Dataset entries:
----
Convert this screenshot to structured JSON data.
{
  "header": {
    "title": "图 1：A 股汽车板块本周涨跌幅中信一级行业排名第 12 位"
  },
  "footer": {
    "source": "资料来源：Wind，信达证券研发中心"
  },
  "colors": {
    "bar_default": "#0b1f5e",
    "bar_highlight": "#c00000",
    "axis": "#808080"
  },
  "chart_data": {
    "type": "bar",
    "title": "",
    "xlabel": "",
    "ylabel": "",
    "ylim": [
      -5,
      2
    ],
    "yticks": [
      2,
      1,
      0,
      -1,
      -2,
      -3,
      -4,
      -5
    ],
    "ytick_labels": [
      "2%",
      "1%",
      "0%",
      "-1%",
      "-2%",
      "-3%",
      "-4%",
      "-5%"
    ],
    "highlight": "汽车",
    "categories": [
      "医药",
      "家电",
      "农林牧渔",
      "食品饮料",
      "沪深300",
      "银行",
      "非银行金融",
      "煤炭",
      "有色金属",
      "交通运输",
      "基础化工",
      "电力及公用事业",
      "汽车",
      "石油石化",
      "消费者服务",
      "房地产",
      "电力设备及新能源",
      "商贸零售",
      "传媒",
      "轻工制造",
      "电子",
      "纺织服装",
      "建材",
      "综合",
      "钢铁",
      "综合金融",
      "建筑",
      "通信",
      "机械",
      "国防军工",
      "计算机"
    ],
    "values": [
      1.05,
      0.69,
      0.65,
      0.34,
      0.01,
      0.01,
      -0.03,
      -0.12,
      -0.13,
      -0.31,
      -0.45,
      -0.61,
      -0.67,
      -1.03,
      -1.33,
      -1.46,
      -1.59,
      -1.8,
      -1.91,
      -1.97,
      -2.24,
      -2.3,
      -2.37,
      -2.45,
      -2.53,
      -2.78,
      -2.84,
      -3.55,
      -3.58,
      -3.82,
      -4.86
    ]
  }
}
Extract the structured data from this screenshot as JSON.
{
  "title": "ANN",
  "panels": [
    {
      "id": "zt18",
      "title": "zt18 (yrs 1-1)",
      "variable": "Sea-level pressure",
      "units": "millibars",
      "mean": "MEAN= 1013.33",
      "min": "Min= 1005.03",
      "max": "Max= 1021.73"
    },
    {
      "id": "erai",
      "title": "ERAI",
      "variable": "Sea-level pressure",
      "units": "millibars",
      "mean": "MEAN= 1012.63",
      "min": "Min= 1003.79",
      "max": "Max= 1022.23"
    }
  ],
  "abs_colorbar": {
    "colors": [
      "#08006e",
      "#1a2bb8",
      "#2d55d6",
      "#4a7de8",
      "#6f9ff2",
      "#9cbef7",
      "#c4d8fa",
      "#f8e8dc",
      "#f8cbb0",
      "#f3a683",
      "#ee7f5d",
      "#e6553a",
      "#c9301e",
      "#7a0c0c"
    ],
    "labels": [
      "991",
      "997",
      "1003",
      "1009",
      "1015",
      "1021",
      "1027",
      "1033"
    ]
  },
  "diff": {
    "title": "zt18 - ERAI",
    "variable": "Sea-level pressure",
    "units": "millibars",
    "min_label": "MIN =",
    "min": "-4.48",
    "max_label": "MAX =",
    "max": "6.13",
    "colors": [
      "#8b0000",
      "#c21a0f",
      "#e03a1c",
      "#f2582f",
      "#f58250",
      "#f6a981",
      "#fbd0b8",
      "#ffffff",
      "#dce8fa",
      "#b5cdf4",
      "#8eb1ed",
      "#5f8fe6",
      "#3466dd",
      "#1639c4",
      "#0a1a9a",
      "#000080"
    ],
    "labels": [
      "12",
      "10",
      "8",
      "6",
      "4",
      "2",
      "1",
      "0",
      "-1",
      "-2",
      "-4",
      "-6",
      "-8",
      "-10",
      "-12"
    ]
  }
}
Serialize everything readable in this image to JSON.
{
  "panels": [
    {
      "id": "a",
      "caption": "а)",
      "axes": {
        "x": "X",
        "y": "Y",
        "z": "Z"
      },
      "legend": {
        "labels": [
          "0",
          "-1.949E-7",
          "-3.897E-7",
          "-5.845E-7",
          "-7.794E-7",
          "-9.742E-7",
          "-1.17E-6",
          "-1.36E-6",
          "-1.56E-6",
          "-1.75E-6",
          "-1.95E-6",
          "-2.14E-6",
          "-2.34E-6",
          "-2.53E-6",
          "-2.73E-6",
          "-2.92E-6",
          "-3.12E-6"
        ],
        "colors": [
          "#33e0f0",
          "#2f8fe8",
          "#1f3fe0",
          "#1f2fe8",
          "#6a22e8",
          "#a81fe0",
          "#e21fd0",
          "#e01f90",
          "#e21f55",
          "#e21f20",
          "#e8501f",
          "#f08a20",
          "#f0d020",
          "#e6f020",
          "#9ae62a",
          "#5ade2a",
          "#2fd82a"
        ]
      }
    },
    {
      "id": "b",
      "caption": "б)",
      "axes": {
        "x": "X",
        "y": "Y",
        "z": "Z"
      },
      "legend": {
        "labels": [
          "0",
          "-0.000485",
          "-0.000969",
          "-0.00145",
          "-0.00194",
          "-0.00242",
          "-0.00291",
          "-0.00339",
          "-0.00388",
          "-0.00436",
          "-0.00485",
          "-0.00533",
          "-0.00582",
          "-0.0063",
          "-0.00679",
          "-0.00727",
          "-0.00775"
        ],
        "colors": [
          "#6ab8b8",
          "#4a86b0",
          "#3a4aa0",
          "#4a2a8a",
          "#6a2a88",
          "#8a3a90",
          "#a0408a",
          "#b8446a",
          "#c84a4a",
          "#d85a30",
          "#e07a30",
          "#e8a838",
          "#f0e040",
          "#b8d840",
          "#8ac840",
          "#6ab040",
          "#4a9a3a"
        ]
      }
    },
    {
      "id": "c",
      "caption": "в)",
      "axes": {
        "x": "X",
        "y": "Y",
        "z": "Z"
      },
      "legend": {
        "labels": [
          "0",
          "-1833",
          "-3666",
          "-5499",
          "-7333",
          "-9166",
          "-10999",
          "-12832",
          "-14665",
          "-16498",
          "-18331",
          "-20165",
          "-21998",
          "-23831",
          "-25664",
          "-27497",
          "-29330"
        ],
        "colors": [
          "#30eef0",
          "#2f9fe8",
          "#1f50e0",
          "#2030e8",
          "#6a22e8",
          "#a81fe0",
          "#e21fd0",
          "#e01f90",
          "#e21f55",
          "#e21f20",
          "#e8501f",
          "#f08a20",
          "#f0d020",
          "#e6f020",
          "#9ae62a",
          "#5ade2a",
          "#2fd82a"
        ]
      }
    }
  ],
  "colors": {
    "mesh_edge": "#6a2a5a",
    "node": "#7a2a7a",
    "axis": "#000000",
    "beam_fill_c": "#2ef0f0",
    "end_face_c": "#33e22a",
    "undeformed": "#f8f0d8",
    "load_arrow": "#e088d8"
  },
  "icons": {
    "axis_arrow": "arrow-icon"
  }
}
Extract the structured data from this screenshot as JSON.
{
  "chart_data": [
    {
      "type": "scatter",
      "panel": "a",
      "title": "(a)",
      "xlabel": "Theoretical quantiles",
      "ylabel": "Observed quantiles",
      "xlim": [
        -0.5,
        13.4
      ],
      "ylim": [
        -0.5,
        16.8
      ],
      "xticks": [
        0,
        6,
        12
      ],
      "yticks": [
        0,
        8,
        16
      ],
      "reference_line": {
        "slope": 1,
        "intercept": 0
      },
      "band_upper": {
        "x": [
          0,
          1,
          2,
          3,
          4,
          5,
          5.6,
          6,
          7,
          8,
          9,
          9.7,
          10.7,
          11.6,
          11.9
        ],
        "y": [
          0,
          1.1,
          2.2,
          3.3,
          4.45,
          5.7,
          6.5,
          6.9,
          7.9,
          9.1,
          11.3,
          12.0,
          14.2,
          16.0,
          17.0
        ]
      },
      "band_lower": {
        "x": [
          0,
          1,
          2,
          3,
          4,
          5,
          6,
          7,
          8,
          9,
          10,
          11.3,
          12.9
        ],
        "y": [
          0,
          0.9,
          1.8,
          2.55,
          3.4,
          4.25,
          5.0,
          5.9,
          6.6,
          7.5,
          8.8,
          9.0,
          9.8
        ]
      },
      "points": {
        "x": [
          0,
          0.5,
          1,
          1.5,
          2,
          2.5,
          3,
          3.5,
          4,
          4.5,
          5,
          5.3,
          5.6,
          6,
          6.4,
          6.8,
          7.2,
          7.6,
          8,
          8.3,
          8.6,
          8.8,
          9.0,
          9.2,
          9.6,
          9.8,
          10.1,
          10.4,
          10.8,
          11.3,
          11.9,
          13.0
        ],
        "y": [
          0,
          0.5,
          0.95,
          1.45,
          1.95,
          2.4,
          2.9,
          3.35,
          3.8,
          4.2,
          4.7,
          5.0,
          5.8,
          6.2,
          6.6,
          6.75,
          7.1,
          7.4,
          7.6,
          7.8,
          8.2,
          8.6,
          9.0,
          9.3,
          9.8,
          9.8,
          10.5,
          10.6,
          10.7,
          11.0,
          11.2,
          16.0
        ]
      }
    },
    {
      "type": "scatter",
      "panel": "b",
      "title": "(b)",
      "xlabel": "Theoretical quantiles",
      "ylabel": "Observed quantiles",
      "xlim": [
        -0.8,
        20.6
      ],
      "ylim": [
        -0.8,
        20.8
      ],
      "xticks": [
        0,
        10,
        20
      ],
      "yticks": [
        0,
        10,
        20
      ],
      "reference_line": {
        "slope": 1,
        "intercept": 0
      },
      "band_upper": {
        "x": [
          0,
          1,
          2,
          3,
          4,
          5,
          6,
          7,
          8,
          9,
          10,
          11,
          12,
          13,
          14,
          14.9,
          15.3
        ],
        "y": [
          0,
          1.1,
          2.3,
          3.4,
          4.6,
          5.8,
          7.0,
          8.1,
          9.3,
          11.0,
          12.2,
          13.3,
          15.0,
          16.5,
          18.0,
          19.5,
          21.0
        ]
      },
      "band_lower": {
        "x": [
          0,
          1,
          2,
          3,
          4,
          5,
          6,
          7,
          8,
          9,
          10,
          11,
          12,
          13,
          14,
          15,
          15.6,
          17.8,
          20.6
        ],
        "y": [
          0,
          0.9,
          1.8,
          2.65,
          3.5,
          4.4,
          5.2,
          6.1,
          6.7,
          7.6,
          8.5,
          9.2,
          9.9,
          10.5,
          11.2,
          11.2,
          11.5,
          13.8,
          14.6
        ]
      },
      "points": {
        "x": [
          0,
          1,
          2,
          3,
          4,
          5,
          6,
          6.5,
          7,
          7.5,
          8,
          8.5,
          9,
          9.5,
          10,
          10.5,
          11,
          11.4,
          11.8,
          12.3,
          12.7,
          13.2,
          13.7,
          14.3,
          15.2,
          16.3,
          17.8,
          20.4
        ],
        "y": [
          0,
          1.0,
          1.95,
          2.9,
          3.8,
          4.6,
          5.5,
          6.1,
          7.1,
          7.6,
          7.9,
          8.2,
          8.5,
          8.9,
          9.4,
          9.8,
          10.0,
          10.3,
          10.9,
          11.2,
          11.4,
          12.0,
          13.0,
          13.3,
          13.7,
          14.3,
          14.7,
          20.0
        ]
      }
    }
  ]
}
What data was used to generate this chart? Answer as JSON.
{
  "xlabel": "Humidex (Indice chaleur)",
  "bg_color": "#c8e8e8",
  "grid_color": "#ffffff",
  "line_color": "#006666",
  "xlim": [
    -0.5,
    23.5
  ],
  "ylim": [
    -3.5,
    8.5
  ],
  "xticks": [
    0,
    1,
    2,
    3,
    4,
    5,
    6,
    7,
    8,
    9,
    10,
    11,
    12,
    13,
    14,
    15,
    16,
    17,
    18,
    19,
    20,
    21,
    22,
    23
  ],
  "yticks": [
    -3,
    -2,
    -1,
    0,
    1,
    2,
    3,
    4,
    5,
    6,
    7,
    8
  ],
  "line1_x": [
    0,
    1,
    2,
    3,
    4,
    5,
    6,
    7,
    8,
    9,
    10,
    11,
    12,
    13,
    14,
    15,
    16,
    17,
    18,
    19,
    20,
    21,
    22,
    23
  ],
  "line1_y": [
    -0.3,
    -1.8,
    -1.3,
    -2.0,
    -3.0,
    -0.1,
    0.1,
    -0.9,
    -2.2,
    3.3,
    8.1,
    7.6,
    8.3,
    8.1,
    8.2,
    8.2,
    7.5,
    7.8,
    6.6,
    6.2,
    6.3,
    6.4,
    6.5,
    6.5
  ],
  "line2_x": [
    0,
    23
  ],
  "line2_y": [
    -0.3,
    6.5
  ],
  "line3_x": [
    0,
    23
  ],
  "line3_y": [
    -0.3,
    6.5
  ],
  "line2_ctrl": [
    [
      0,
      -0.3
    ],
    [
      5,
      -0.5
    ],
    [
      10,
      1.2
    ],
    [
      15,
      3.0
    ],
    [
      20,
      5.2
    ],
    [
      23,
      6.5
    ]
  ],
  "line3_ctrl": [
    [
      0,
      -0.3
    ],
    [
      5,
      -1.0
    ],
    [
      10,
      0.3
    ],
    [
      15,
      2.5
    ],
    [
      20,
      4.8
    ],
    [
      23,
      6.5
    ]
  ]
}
----
* **Given instruction**
Starting from the line containing "What data was", repeat each line through the end of the entries, exactly.

* **Output for this exercise**
What data was used to generate this chart? Answer as JSON.
{
  "xlabel": "Humidex (Indice chaleur)",
  "bg_color": "#c8e8e8",
  "grid_color": "#ffffff",
  "line_color": "#006666",
  "xlim": [
    -0.5,
    23.5
  ],
  "ylim": [
    -3.5,
    8.5
  ],
  "xticks": [
    0,
    1,
    2,
    3,
    4,
    5,
    6,
    7,
    8,
    9,
    10,
    11,
    12,
    13,
    14,
    15,
    16,
    17,
    18,
    19,
    20,
    21,
    22,
    23
  ],
  "yticks": [
    -3,
    -2,
    -1,
    0,
    1,
    2,
    3,
    4,
    5,
    6,
    7,
    8
  ],
  "line1_x": [
    0,
    1,
    2,
    3,
    4,
    5,
    6,
    7,
    8,
    9,
    10,
    11,
    12,
    13,
    14,
    15,
    16,
    17,
    18,
    19,
    20,
    21,
    22,
    23
  ],
  "line1_y": [
    -0.3,
    -1.8,
    -1.3,
    -2.0,
    -3.0,
    -0.1,
    0.1,
    -0.9,
    -2.2,
    3.3,
    8.1,
    7.6,
    8.3,
    8.1,
    8.2,
    8.2,
    7.5,
    7.8,
    6.6,
    6.2,
    6.3,
    6.4,
    6.5,
    6.5
  ],
  "line2_x": [
    0,
    23
  ],
  "line2_y": [
    -0.3,
    6.5
  ],
  "line3_x": [
    0,
    23
  ],
  "line3_y": [
    -0.3,
    6.5
  ],
  "line2_ctrl": [
    [
      0,
      -0.3
    ],
    [
      5,
      -0.5
    ],
    [
      10,
      1.2
    ],
    [
      15,
      3.0
    ],
    [
      20,
      5.2
    ],
    [
      23,
      6.5
    ]
  ],
  "line3_ctrl": [
    [
      0,
      -0.3
    ],
    [
      5,
      -1.0
    ],
    [
      10,
      0.3
    ],
    [
      15,
      2.5
    ],
    [
      20,
      4.8
    ],
    [
      23,
      6.5
    ]
  ]
}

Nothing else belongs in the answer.